## Material provided
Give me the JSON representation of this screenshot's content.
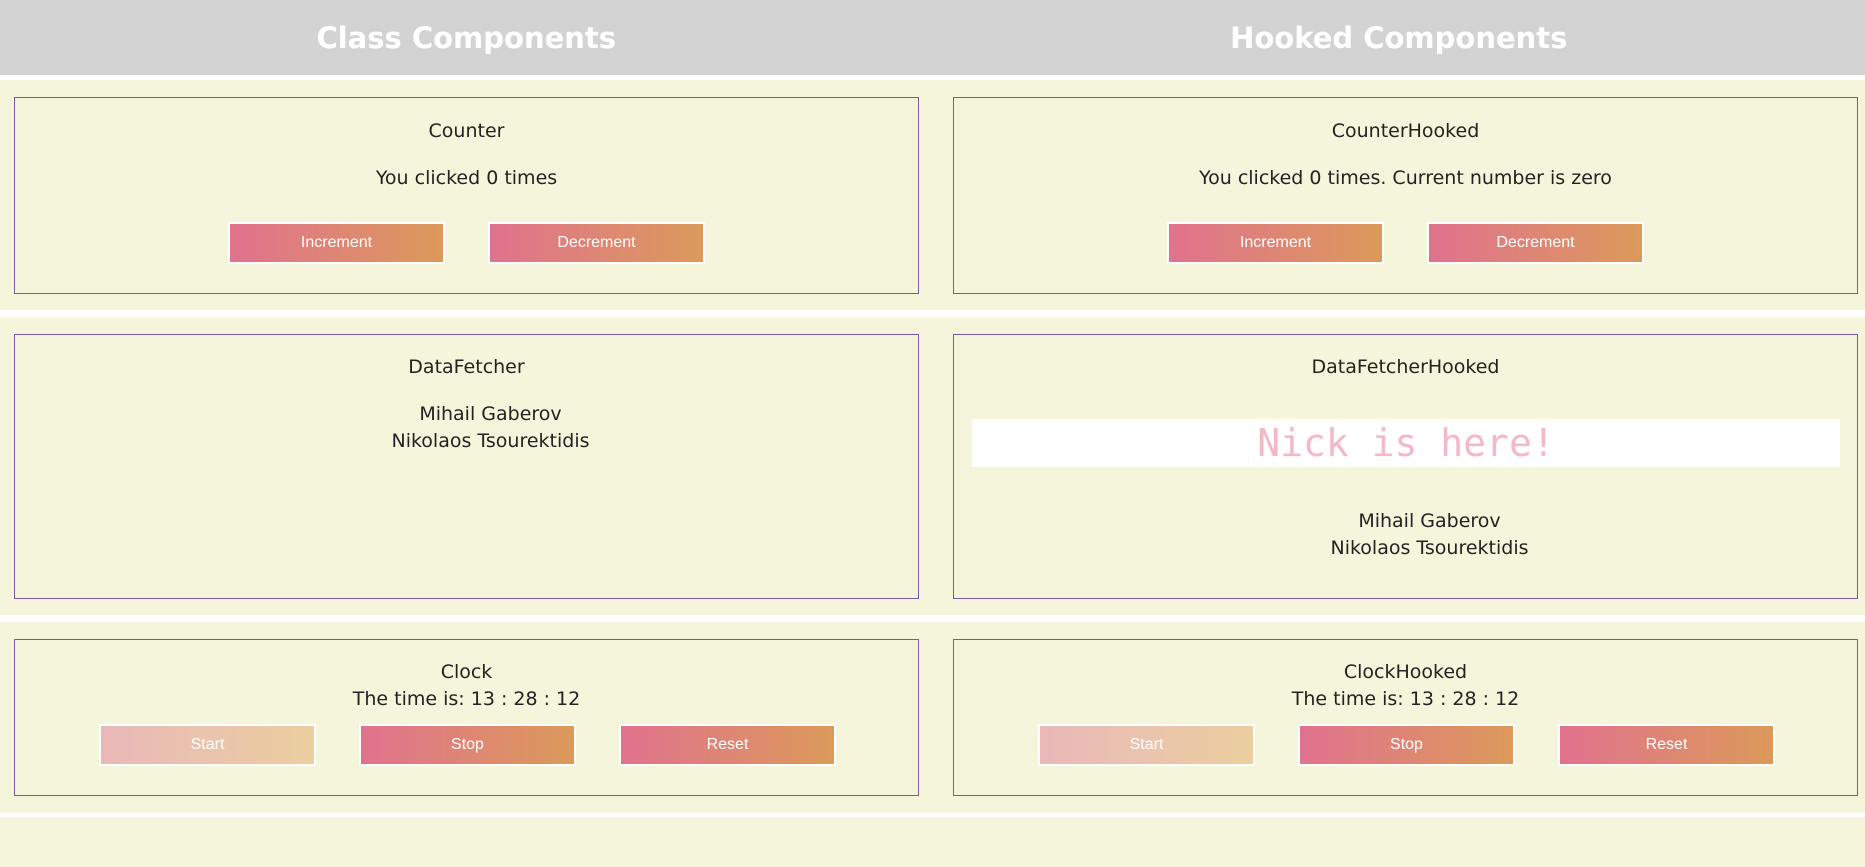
{
  "header": {
    "left_title": "Class Components",
    "right_title": "Hooked Components"
  },
  "counter": {
    "title": "Counter",
    "message": "You clicked 0 times",
    "increment_label": "Increment",
    "decrement_label": "Decrement"
  },
  "counter_hooked": {
    "title": "CounterHooked",
    "message": "You clicked 0 times. Current number is zero",
    "increment_label": "Increment",
    "decrement_label": "Decrement"
  },
  "data_fetcher": {
    "title": "DataFetcher",
    "names": [
      "Mihail Gaberov",
      "Nikolaos Tsourektidis"
    ]
  },
  "data_fetcher_hooked": {
    "title": "DataFetcherHooked",
    "banner": "Nick is here!",
    "names": [
      "Mihail Gaberov",
      "Nikolaos Tsourektidis"
    ]
  },
  "clock": {
    "title": "Clock",
    "time": "The time is: 13 : 28 : 12",
    "start_label": "Start",
    "stop_label": "Stop",
    "reset_label": "Reset"
  },
  "clock_hooked": {
    "title": "ClockHooked",
    "time": "The time is: 13 : 28 : 12",
    "start_label": "Start",
    "stop_label": "Stop",
    "reset_label": "Reset"
  },
  "colors": {
    "header_bg": "#d3d3d3",
    "panel_bg": "#f5f5dc",
    "border": "#7a5aa8",
    "button_gradient_start": "#e0728e",
    "button_gradient_end": "#dc9a5a",
    "banner_text": "#f4b8c6"
  }
}
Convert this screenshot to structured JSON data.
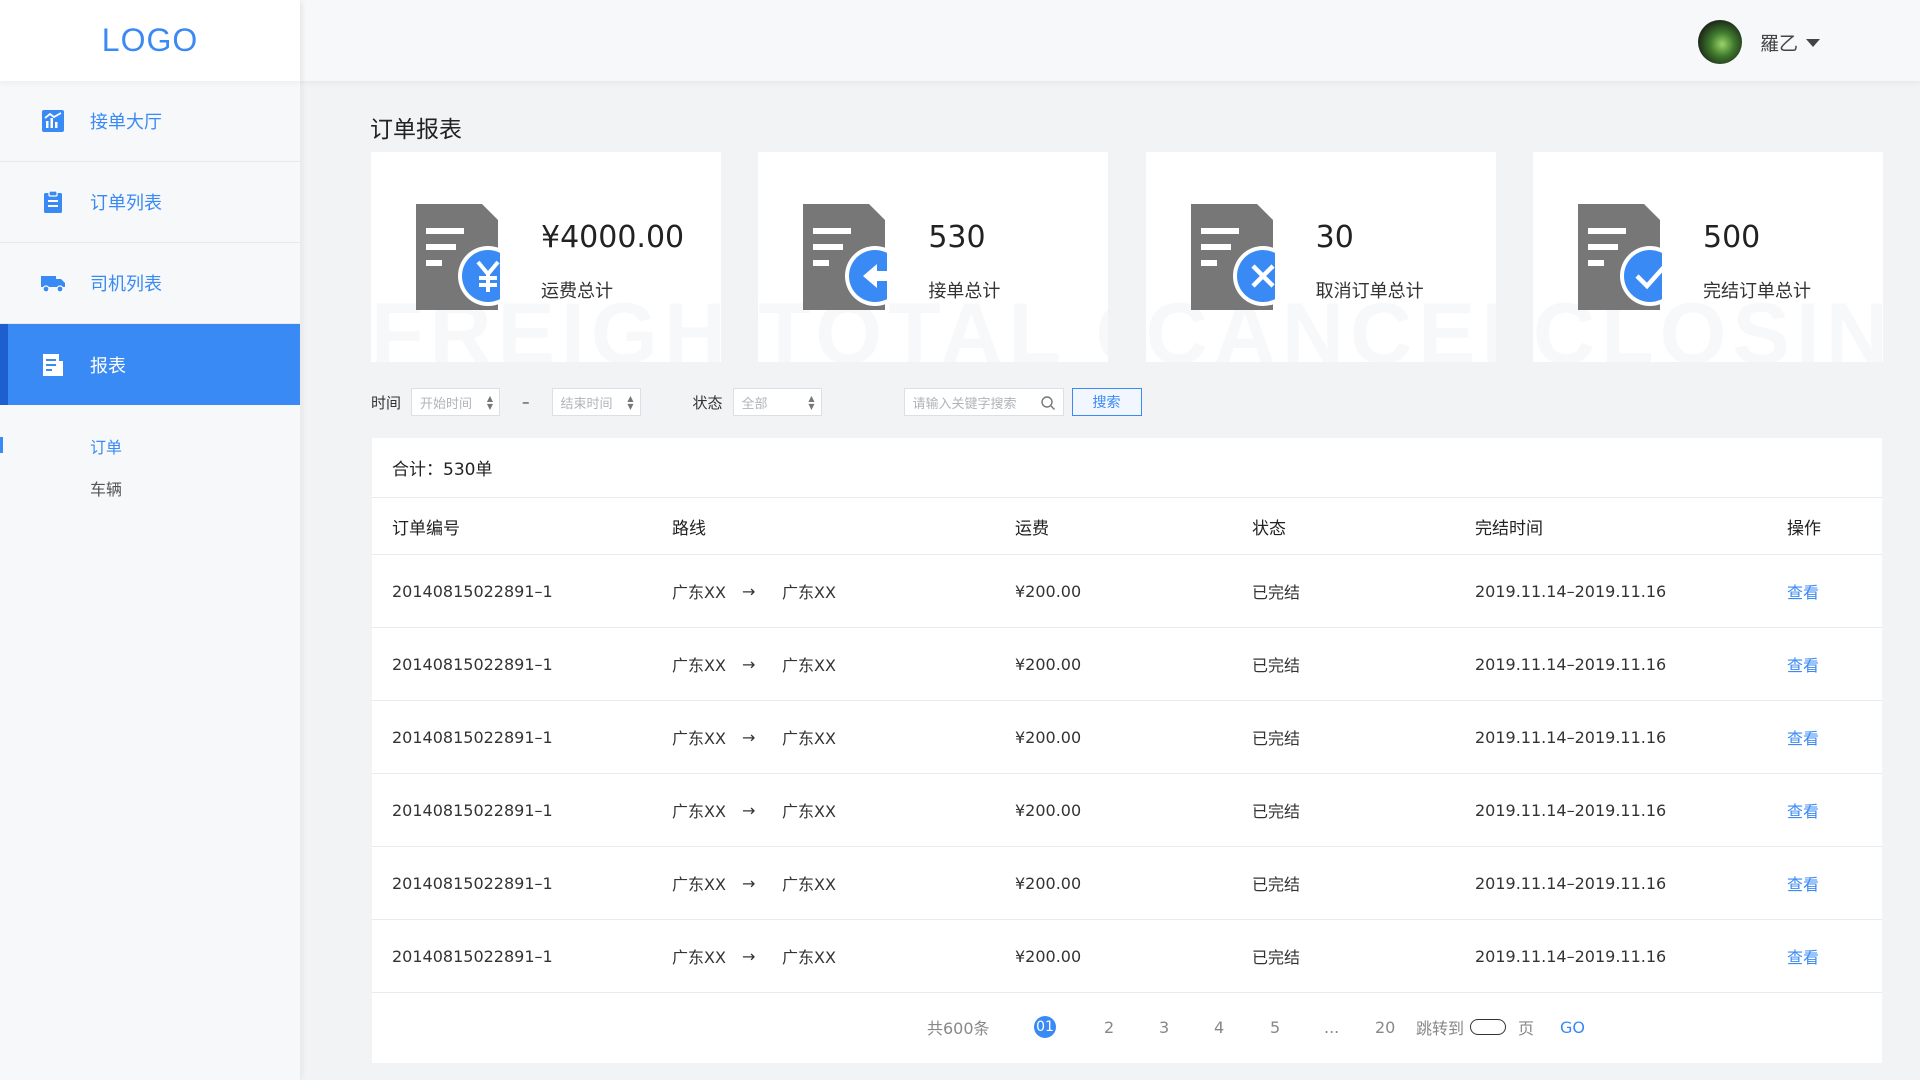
{
  "app": {
    "logo": "LOGO"
  },
  "sidebar": {
    "items": [
      {
        "label": "接单大厅",
        "icon": "chart-icon"
      },
      {
        "label": "订单列表",
        "icon": "clipboard-icon"
      },
      {
        "label": "司机列表",
        "icon": "truck-icon"
      },
      {
        "label": "报表",
        "icon": "report-icon",
        "active": true
      }
    ],
    "sub_items": [
      {
        "label": "订单",
        "active": true
      },
      {
        "label": "车辆"
      }
    ]
  },
  "header": {
    "user_name": "羅乙"
  },
  "page": {
    "title": "订单报表"
  },
  "cards": [
    {
      "value": "¥4000.00",
      "label": "运费总计",
      "watermark": "FREIGHT TOTAL",
      "badge": "yen-icon"
    },
    {
      "value": "530",
      "label": "接单总计",
      "watermark": "TOTAL ORDER",
      "badge": "arrow-left-icon"
    },
    {
      "value": "30",
      "label": "取消订单总计",
      "watermark": "CANCELLATION",
      "badge": "close-icon"
    },
    {
      "value": "500",
      "label": "完结订单总计",
      "watermark": "CLOSING TOTAL",
      "badge": "check-icon"
    }
  ],
  "filters": {
    "time_label": "时间",
    "start_placeholder": "开始时间",
    "dash": "–",
    "end_placeholder": "结束时间",
    "status_label": "状态",
    "status_value": "全部",
    "search_placeholder": "请输入关键字搜索",
    "search_button": "搜索"
  },
  "table": {
    "summary": "合计：530单",
    "columns": [
      "订单编号",
      "路线",
      "运费",
      "状态",
      "完结时间",
      "操作"
    ],
    "rows": [
      {
        "id": "20140815022891–1",
        "from": "广东XX",
        "arrow": "→",
        "to": "广东XX",
        "fee": "¥200.00",
        "status": "已完结",
        "time": "2019.11.14–2019.11.16",
        "action": "查看"
      },
      {
        "id": "20140815022891–1",
        "from": "广东XX",
        "arrow": "→",
        "to": "广东XX",
        "fee": "¥200.00",
        "status": "已完结",
        "time": "2019.11.14–2019.11.16",
        "action": "查看"
      },
      {
        "id": "20140815022891–1",
        "from": "广东XX",
        "arrow": "→",
        "to": "广东XX",
        "fee": "¥200.00",
        "status": "已完结",
        "time": "2019.11.14–2019.11.16",
        "action": "查看"
      },
      {
        "id": "20140815022891–1",
        "from": "广东XX",
        "arrow": "→",
        "to": "广东XX",
        "fee": "¥200.00",
        "status": "已完结",
        "time": "2019.11.14–2019.11.16",
        "action": "查看"
      },
      {
        "id": "20140815022891–1",
        "from": "广东XX",
        "arrow": "→",
        "to": "广东XX",
        "fee": "¥200.00",
        "status": "已完结",
        "time": "2019.11.14–2019.11.16",
        "action": "查看"
      },
      {
        "id": "20140815022891–1",
        "from": "广东XX",
        "arrow": "→",
        "to": "广东XX",
        "fee": "¥200.00",
        "status": "已完结",
        "time": "2019.11.14–2019.11.16",
        "action": "查看"
      }
    ]
  },
  "pagination": {
    "total": "共600条",
    "current": "01",
    "pages": [
      "2",
      "3",
      "4",
      "5"
    ],
    "ellipsis": "...",
    "last": "20",
    "jump_label": "跳转到",
    "page_unit": "页",
    "go": "GO"
  },
  "colors": {
    "accent": "#3a8af5",
    "sidebar_active_border": "#1e5fcf",
    "icon_grey": "#777777"
  }
}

## Stated problem
Find every line above that contains the word "message", and return each one.

## Completed task
    "message": "You clicked 0 times",
    "message": "You clicked 0 times. Current number is zero",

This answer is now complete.